● **Objective**:
Gather, from the listing beneath this task, every line holding the string "structured".

____

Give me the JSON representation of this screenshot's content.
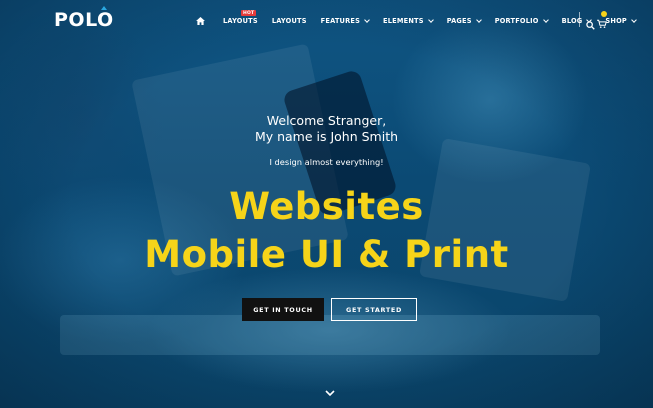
{
  "brand": {
    "logo_text": "POLO",
    "accent_color": "#2aa7e0"
  },
  "navbar": {
    "home_icon": "home-icon",
    "items": [
      {
        "label": "LAYOUTS",
        "badge": "HOT",
        "has_dropdown": false
      },
      {
        "label": "LAYOUTS",
        "has_dropdown": false
      },
      {
        "label": "FEATURES",
        "has_dropdown": true
      },
      {
        "label": "ELEMENTS",
        "has_dropdown": true
      },
      {
        "label": "PAGES",
        "has_dropdown": true
      },
      {
        "label": "PORTFOLIO",
        "has_dropdown": true
      },
      {
        "label": "BLOG",
        "has_dropdown": true
      },
      {
        "label": "SHOP",
        "has_dropdown": true
      }
    ],
    "search_icon": "search-icon",
    "cart_icon": "cart-icon",
    "cart_badge_color": "#f5d21a",
    "hot_badge_color": "#e63b3b"
  },
  "hero": {
    "welcome_line1": "Welcome Stranger,",
    "welcome_line2": "My name is John Smith",
    "tagline": "I design almost everything!",
    "headline_line1": "Websites",
    "headline_line2": "Mobile UI & Print",
    "headline_color": "#f6d419",
    "overlay_color": "#0d4e78",
    "buttons": {
      "primary_label": "GET IN TOUCH",
      "secondary_label": "GET STARTED"
    },
    "scroll_icon": "chevron-down-icon"
  }
}
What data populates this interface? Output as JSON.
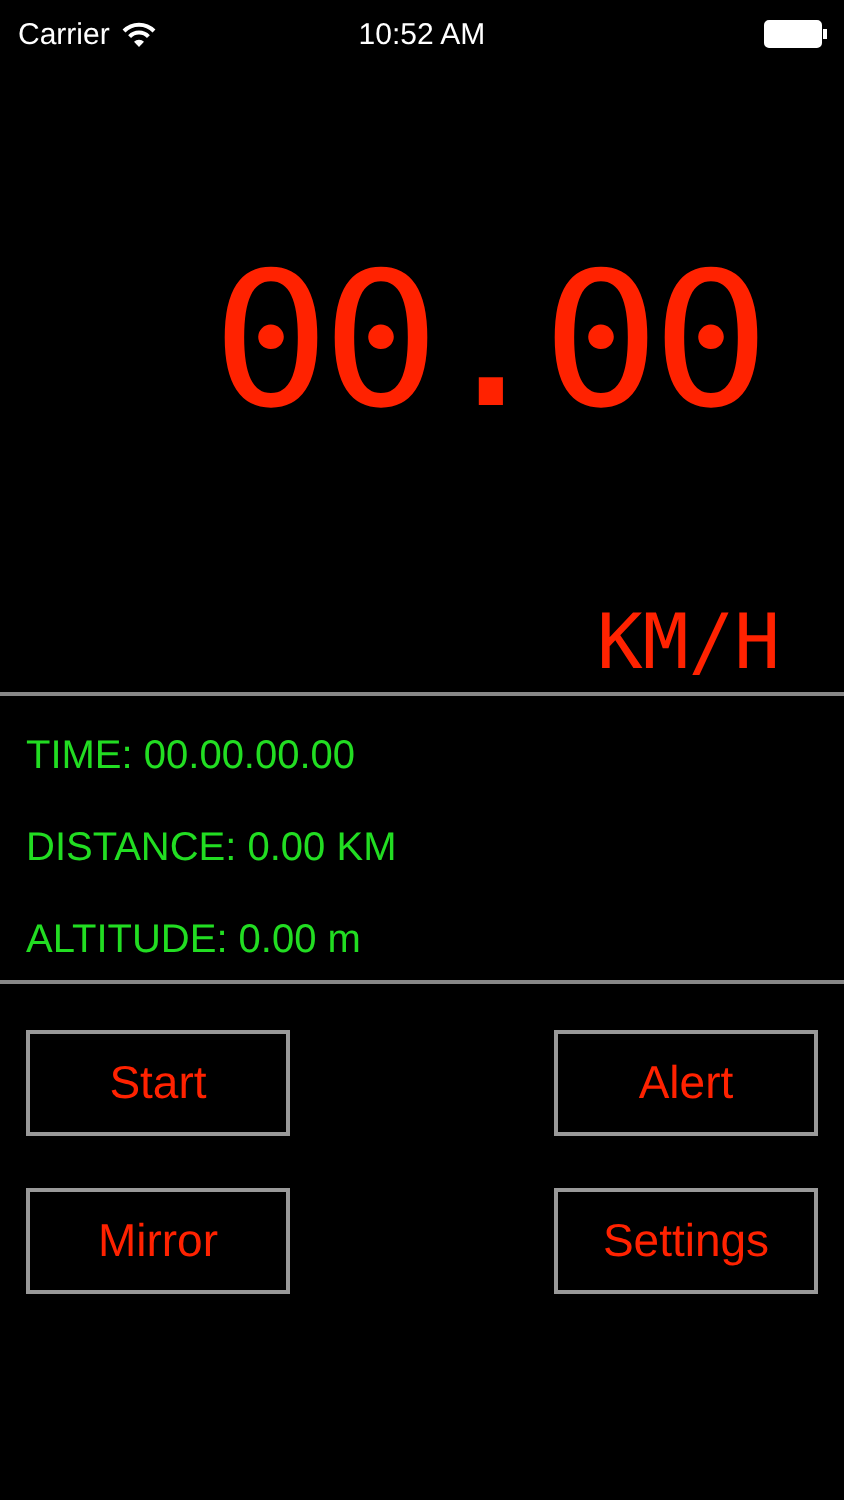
{
  "status_bar": {
    "carrier": "Carrier",
    "time": "10:52 AM"
  },
  "speedometer": {
    "speed": "00.00",
    "unit": "KM/H"
  },
  "readings": [
    {
      "text": "TIME: 00.00.00.00"
    },
    {
      "text": "DISTANCE: 0.00 KM"
    },
    {
      "text": "ALTITUDE: 0.00 m"
    }
  ],
  "buttons": [
    {
      "label": "Start"
    },
    {
      "label": "Alert"
    },
    {
      "label": "Mirror"
    },
    {
      "label": "Settings"
    }
  ]
}
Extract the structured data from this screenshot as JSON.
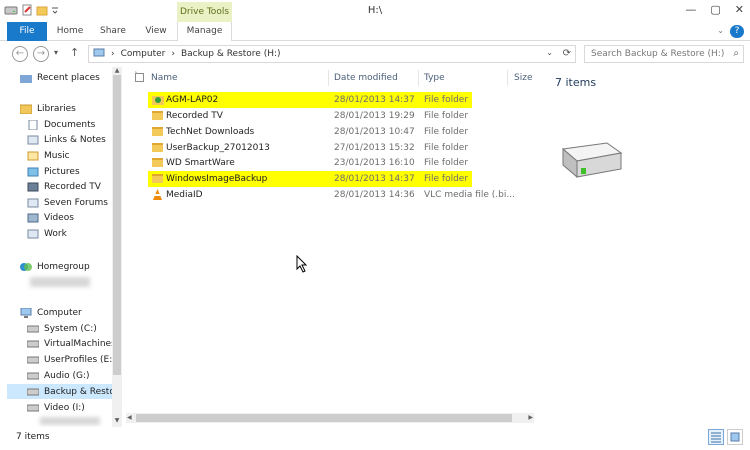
{
  "window": {
    "title": "H:\\",
    "context_tab": "Drive Tools",
    "controls": [
      "—",
      "▢",
      "✕"
    ]
  },
  "ribbon": {
    "tabs": [
      "File",
      "Home",
      "Share",
      "View",
      "Manage"
    ],
    "help": "?"
  },
  "navbar": {
    "back": "←",
    "forward": "→",
    "recent": "▾",
    "up": "↑",
    "path": [
      "Computer",
      "Backup & Restore (H:)"
    ],
    "separator": "›",
    "search_placeholder": "Search Backup & Restore (H:)"
  },
  "nav_pane": {
    "items": [
      {
        "label": "Recent places",
        "icon": "recent-places-icon"
      },
      {
        "label": "Libraries",
        "icon": "libraries-icon"
      },
      {
        "label": "Documents",
        "icon": "documents-icon"
      },
      {
        "label": "Links & Notes",
        "icon": "library-icon"
      },
      {
        "label": "Music",
        "icon": "music-icon"
      },
      {
        "label": "Pictures",
        "icon": "pictures-icon"
      },
      {
        "label": "Recorded TV",
        "icon": "recorded-tv-icon"
      },
      {
        "label": "Seven Forums",
        "icon": "library-icon"
      },
      {
        "label": "Videos",
        "icon": "videos-icon"
      },
      {
        "label": "Work",
        "icon": "library-icon"
      },
      {
        "label": "Homegroup",
        "icon": "homegroup-icon"
      },
      {
        "label": "Computer",
        "icon": "computer-icon"
      },
      {
        "label": "System (C:)",
        "icon": "drive-icon"
      },
      {
        "label": "VirtualMachines",
        "icon": "drive-icon"
      },
      {
        "label": "UserProfiles (E:)",
        "icon": "drive-icon"
      },
      {
        "label": "Audio (G:)",
        "icon": "drive-icon"
      },
      {
        "label": "Backup & Restor",
        "icon": "drive-icon"
      },
      {
        "label": "Video (I:)",
        "icon": "drive-icon"
      }
    ]
  },
  "columns": [
    "Name",
    "Date modified",
    "Type",
    "Size"
  ],
  "files": [
    {
      "name": "AGM-LAP02",
      "date": "28/01/2013 14:37",
      "type": "File folder",
      "icon": "backup-folder-icon",
      "highlighted": true
    },
    {
      "name": "Recorded TV",
      "date": "28/01/2013 19:29",
      "type": "File folder",
      "icon": "folder-icon",
      "highlighted": false
    },
    {
      "name": "TechNet Downloads",
      "date": "28/01/2013 10:47",
      "type": "File folder",
      "icon": "folder-icon",
      "highlighted": false
    },
    {
      "name": "UserBackup_27012013",
      "date": "27/01/2013 15:32",
      "type": "File folder",
      "icon": "folder-icon",
      "highlighted": false
    },
    {
      "name": "WD SmartWare",
      "date": "23/01/2013 16:10",
      "type": "File folder",
      "icon": "folder-icon",
      "highlighted": false
    },
    {
      "name": "WindowsImageBackup",
      "date": "28/01/2013 14:37",
      "type": "File folder",
      "icon": "folder-icon",
      "highlighted": true
    },
    {
      "name": "MediaID",
      "date": "28/01/2013 14:36",
      "type": "VLC media file (.bi...",
      "icon": "vlc-icon",
      "highlighted": false
    }
  ],
  "preview": {
    "count": "7 items"
  },
  "status": {
    "count": "7 items"
  },
  "colors": {
    "accent": "#1979ca",
    "highlight": "#ffff00",
    "selection": "#cce8ff"
  }
}
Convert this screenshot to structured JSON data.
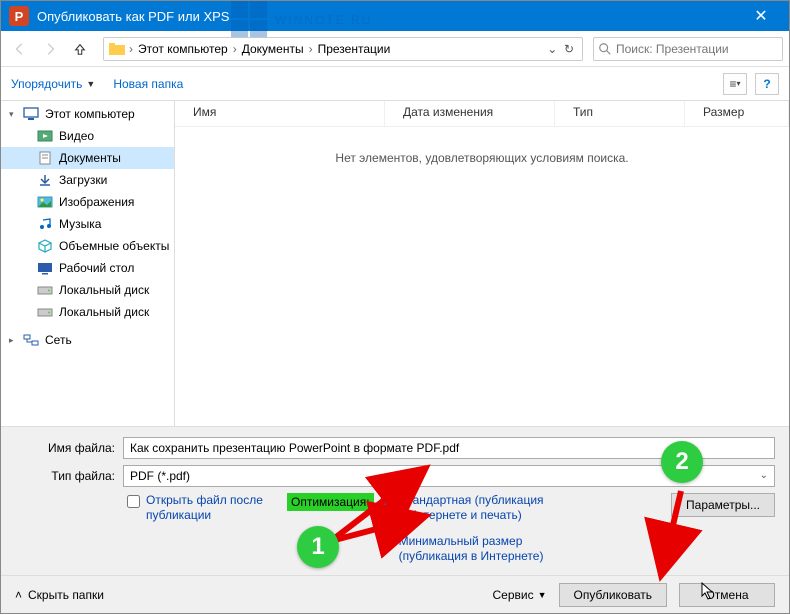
{
  "title": "Опубликовать как PDF или XPS",
  "watermark": "WINNOTE.RU",
  "breadcrumbs": [
    "Этот компьютер",
    "Документы",
    "Презентации"
  ],
  "search": {
    "placeholder": "Поиск: Презентации"
  },
  "toolbar": {
    "organize": "Упорядочить",
    "newfolder": "Новая папка"
  },
  "columns": {
    "name": "Имя",
    "date": "Дата изменения",
    "type": "Тип",
    "size": "Размер"
  },
  "empty": "Нет элементов, удовлетворяющих условиям поиска.",
  "sidebar": {
    "root": "Этот компьютер",
    "items": [
      {
        "label": "Видео",
        "icon": "video"
      },
      {
        "label": "Документы",
        "icon": "doc",
        "selected": true
      },
      {
        "label": "Загрузки",
        "icon": "down"
      },
      {
        "label": "Изображения",
        "icon": "img"
      },
      {
        "label": "Музыка",
        "icon": "music"
      },
      {
        "label": "Объемные объекты",
        "icon": "cube"
      },
      {
        "label": "Рабочий стол",
        "icon": "desk"
      },
      {
        "label": "Локальный диск",
        "icon": "drive"
      },
      {
        "label": "Локальный диск",
        "icon": "drive"
      }
    ],
    "network": "Сеть"
  },
  "fields": {
    "filename_lbl": "Имя файла:",
    "filetype_lbl": "Тип файла:",
    "filename": "Как сохранить презентацию PowerPoint в формате PDF.pdf",
    "filetype": "PDF (*.pdf)"
  },
  "open_after": "Открыть файл после публикации",
  "optimize_label": "Оптимизация:",
  "opt1": "Стандартная (публикация в Интернете и печать)",
  "opt2": "Минимальный размер (публикация в Интернете)",
  "params": "Параметры...",
  "service": "Сервис",
  "publish": "Опубликовать",
  "cancel": "Отмена",
  "hide_folders": "Скрыть папки",
  "annot": {
    "n1": "1",
    "n2": "2"
  }
}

____

● **Response to this task**:
Extract the structured data from this screenshot as JSON.
Convert this screenshot to structured JSON data.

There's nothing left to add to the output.